*What to produce*:
Count the lines below that contain the word "again", and give only that number.

*Record extracts*:
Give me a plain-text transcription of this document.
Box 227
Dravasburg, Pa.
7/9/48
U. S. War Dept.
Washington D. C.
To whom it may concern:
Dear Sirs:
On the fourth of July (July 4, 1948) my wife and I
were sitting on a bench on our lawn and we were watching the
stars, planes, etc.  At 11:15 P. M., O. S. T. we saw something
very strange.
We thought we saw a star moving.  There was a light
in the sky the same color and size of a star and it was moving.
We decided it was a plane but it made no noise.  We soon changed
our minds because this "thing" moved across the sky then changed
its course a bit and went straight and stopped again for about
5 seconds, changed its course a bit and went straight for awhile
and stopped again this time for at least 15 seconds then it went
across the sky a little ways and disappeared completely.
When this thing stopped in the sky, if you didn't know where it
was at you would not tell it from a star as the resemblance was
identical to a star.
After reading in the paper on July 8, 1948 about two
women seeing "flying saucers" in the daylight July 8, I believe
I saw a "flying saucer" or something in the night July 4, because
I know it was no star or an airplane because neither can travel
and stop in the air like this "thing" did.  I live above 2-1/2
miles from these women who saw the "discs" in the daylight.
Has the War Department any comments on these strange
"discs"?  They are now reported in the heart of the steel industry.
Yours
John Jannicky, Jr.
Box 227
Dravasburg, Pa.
--
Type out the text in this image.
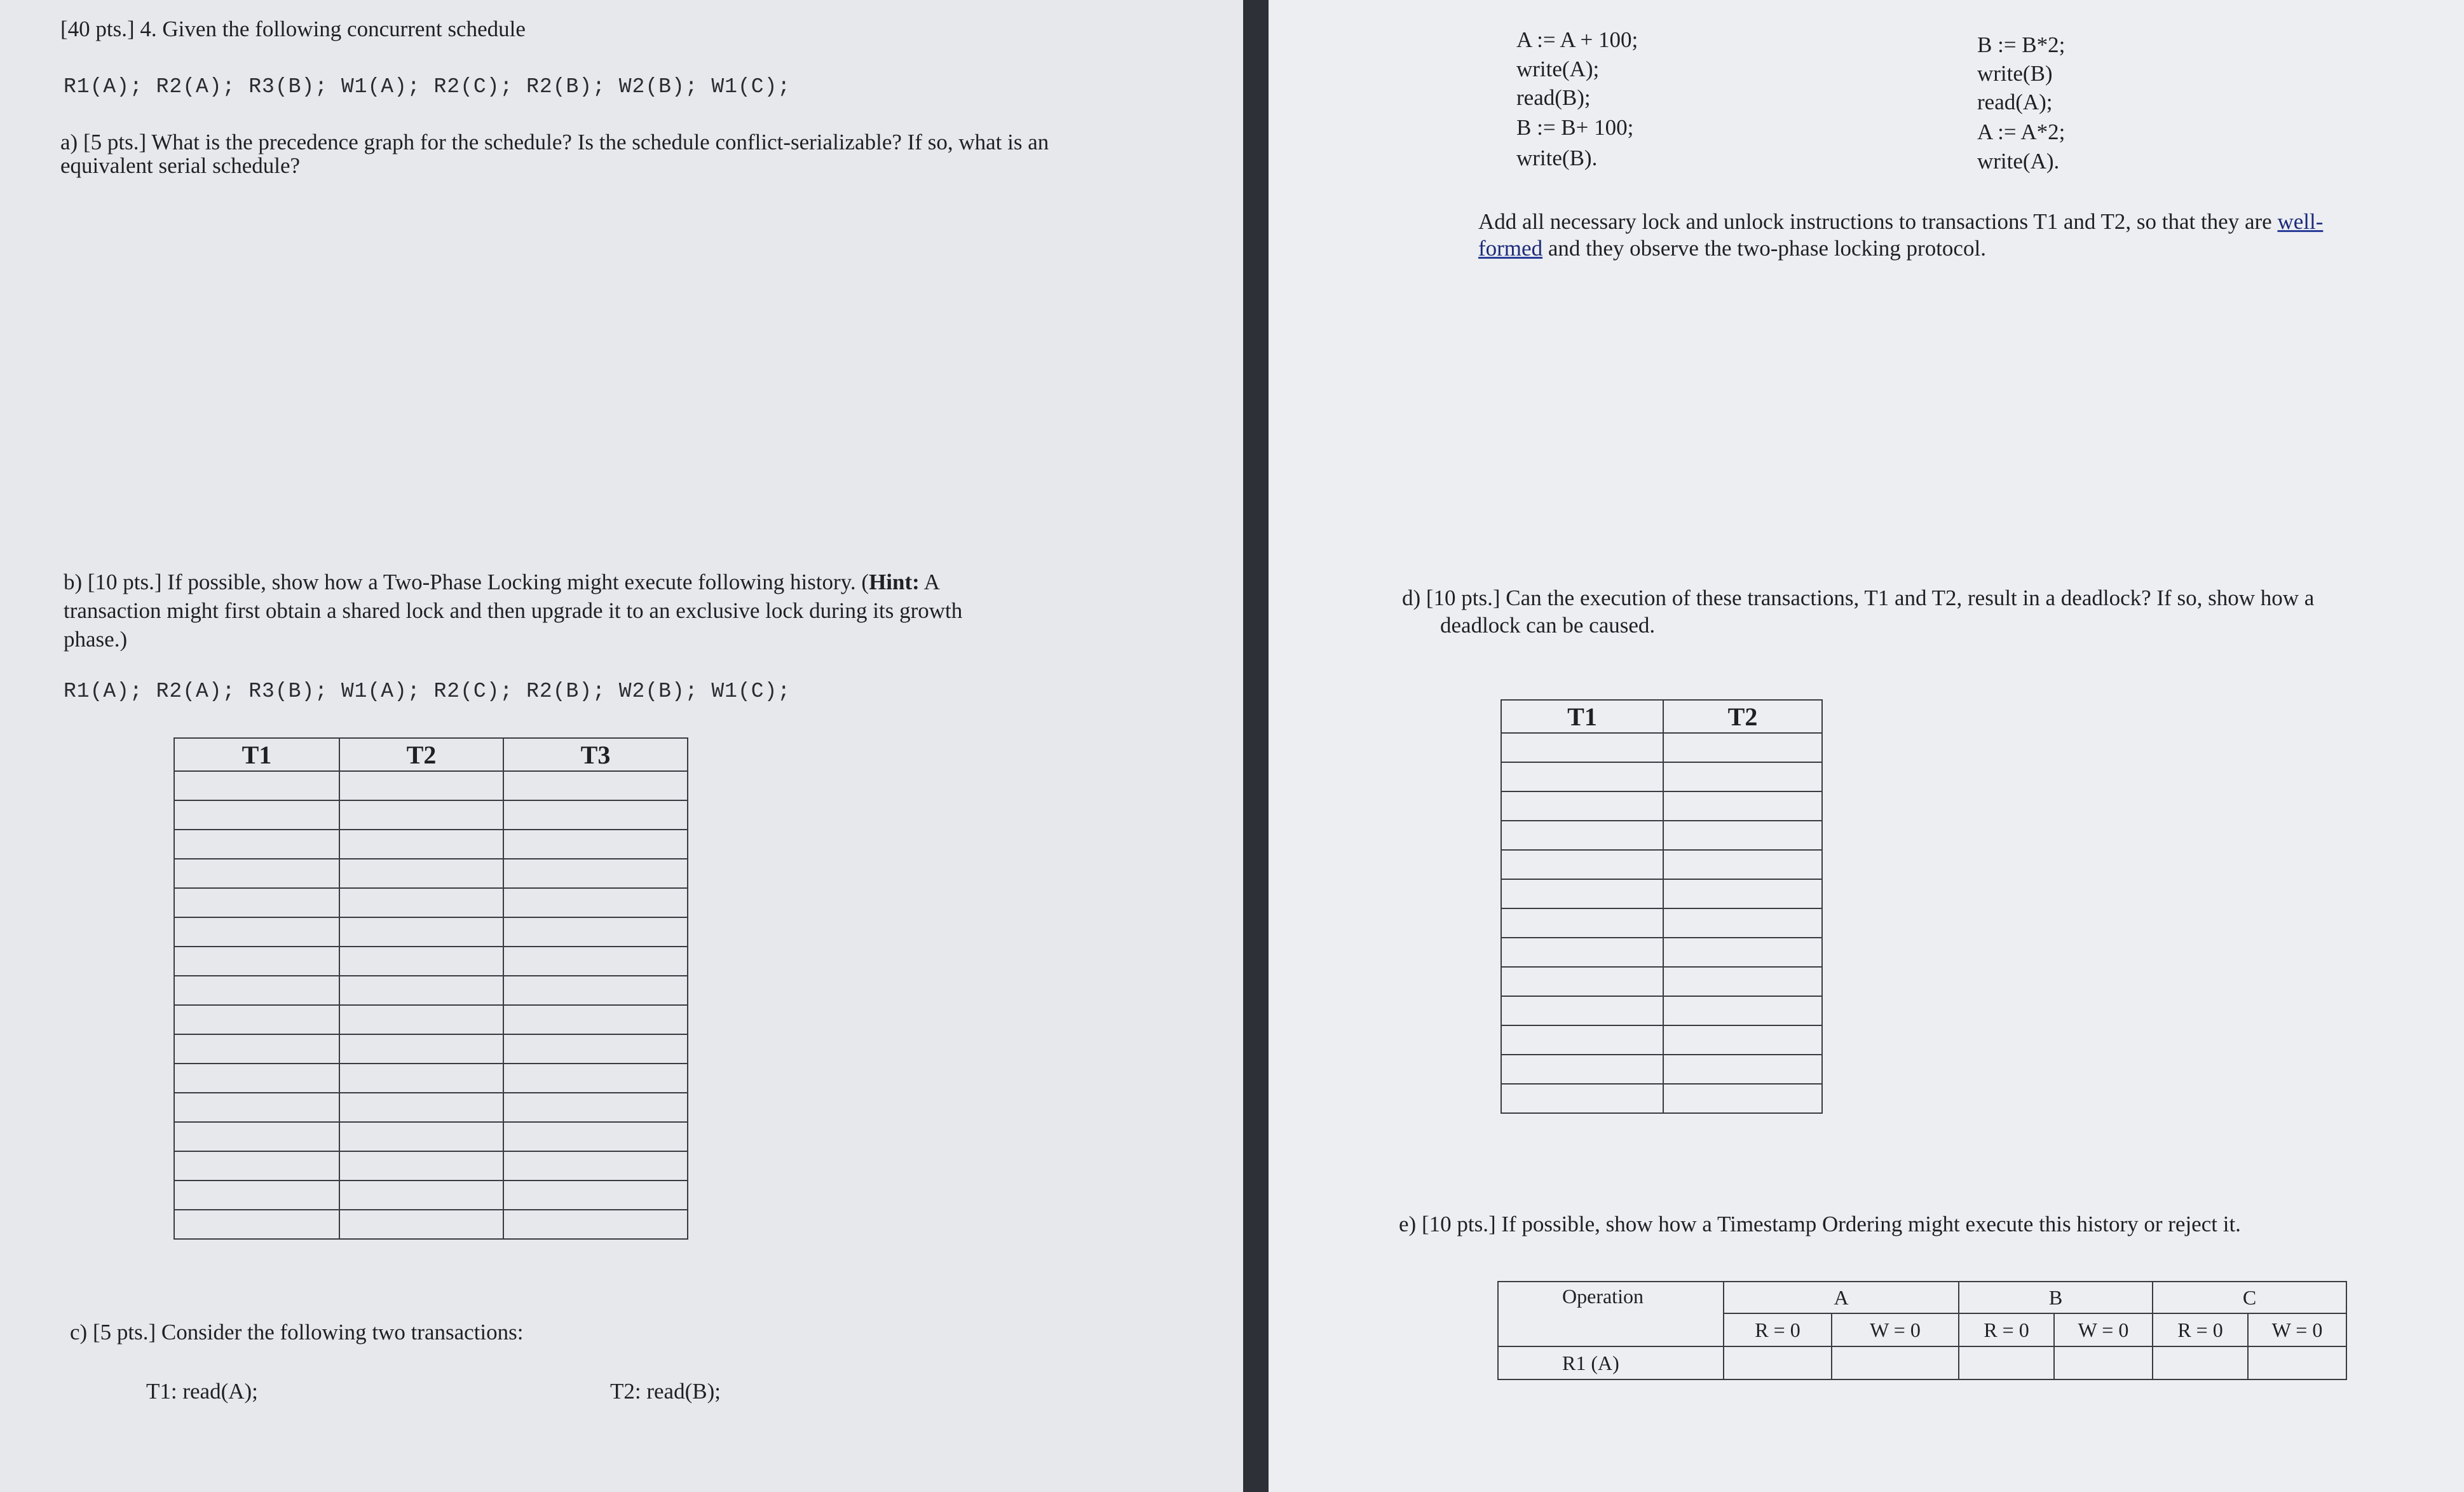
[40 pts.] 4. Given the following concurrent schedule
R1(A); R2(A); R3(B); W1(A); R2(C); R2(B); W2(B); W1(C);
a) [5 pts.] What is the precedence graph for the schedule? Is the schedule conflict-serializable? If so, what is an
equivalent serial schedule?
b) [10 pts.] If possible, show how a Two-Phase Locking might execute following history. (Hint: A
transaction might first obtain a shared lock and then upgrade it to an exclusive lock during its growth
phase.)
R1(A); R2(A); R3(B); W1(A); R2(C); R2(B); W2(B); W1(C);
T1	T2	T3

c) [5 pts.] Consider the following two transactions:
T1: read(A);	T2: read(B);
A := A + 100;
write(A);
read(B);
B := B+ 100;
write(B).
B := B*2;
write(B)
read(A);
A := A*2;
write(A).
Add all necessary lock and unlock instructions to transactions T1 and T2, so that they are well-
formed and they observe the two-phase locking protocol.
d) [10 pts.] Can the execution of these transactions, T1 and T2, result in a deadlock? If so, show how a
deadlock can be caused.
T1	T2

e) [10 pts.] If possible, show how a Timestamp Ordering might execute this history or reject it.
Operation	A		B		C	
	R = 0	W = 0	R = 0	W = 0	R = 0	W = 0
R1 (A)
--
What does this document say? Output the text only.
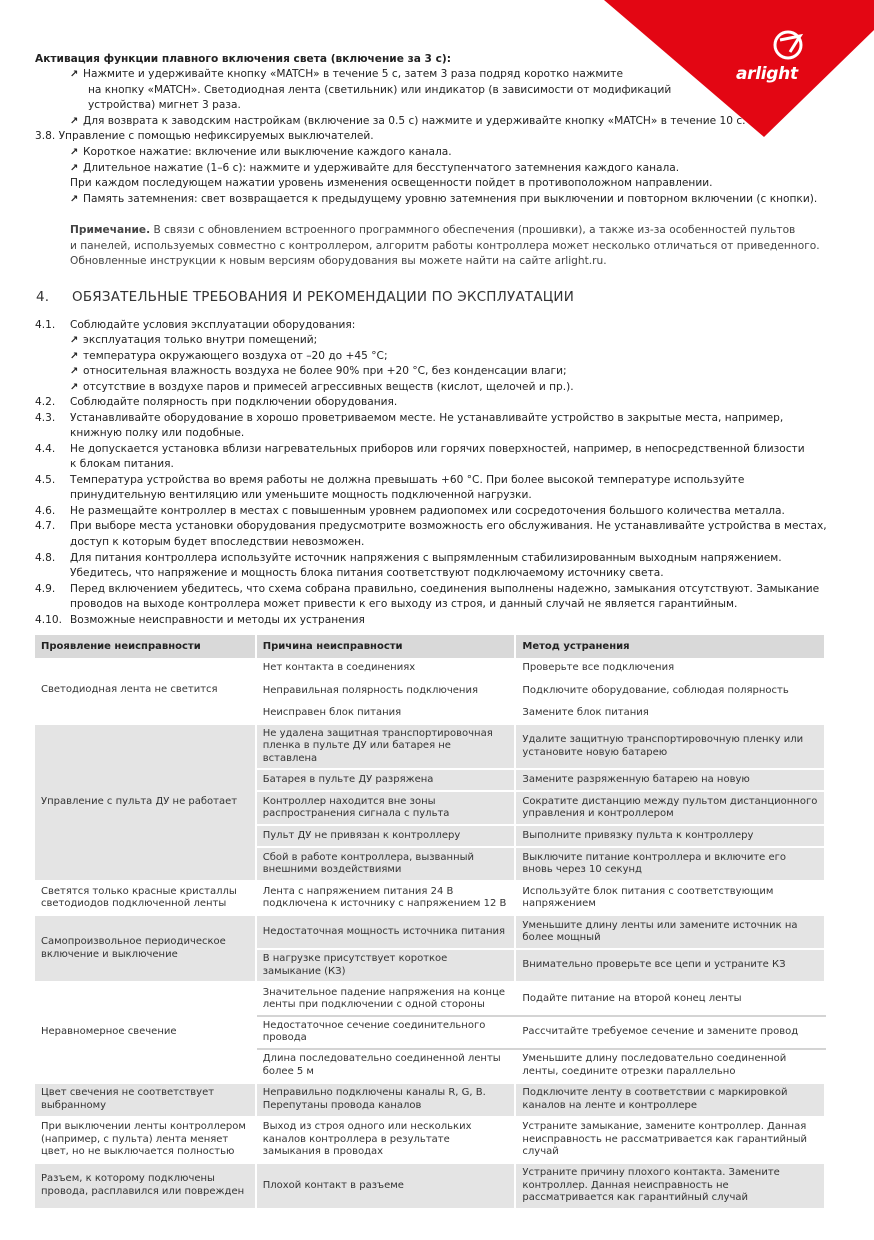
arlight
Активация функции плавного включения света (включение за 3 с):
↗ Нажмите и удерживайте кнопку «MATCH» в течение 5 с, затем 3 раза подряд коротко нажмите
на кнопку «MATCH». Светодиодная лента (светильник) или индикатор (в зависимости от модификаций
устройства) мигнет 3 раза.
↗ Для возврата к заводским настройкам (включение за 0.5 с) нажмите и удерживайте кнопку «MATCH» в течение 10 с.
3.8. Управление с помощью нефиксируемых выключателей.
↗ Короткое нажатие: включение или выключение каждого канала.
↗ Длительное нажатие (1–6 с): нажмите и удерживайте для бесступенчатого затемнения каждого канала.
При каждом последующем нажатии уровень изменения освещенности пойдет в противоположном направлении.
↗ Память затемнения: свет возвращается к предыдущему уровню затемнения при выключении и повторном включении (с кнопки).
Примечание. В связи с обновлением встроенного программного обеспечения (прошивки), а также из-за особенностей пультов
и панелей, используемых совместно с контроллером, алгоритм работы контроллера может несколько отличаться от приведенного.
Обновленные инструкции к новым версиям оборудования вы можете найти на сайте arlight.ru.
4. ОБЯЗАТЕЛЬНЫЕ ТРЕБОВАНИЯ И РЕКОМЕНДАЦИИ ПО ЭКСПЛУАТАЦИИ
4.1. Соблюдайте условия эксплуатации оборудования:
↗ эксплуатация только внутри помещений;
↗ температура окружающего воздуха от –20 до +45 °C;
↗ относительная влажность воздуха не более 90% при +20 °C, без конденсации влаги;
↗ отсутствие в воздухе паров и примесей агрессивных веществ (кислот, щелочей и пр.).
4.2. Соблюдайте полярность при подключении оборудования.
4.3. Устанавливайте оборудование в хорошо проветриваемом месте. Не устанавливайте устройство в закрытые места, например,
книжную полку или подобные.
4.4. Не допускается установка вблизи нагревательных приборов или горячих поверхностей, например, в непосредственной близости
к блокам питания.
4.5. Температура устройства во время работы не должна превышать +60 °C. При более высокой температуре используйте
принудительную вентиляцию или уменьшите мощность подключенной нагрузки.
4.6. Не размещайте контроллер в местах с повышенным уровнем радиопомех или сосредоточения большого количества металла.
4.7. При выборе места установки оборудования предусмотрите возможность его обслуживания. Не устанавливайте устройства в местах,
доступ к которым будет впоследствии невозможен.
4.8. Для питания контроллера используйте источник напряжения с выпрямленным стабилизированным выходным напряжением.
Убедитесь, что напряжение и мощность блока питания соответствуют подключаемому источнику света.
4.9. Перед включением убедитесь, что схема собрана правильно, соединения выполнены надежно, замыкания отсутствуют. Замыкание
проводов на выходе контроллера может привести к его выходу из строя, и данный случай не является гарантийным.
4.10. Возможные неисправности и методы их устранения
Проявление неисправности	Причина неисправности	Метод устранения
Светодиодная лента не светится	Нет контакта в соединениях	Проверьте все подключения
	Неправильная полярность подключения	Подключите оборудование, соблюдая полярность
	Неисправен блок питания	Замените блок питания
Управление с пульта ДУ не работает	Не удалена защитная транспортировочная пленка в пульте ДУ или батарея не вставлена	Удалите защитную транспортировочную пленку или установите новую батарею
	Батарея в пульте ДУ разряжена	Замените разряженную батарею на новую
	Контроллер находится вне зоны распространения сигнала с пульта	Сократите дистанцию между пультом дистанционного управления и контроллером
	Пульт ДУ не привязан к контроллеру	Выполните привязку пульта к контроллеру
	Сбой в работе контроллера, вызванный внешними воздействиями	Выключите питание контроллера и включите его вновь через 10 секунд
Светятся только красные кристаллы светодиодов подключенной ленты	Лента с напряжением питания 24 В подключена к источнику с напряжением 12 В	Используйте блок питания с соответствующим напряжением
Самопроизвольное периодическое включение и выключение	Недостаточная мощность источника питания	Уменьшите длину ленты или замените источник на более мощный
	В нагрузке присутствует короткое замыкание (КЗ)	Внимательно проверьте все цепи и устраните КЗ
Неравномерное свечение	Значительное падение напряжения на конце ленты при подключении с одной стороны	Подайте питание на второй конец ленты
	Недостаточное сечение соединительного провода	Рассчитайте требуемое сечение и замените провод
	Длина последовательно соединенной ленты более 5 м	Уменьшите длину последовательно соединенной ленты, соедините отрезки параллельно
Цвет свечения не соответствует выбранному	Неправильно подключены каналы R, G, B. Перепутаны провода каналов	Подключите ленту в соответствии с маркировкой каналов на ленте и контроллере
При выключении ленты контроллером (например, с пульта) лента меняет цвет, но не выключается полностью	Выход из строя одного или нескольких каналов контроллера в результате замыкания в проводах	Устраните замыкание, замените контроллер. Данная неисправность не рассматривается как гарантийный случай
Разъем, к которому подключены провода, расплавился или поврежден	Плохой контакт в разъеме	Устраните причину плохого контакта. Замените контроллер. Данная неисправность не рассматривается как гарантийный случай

*Task output*:
2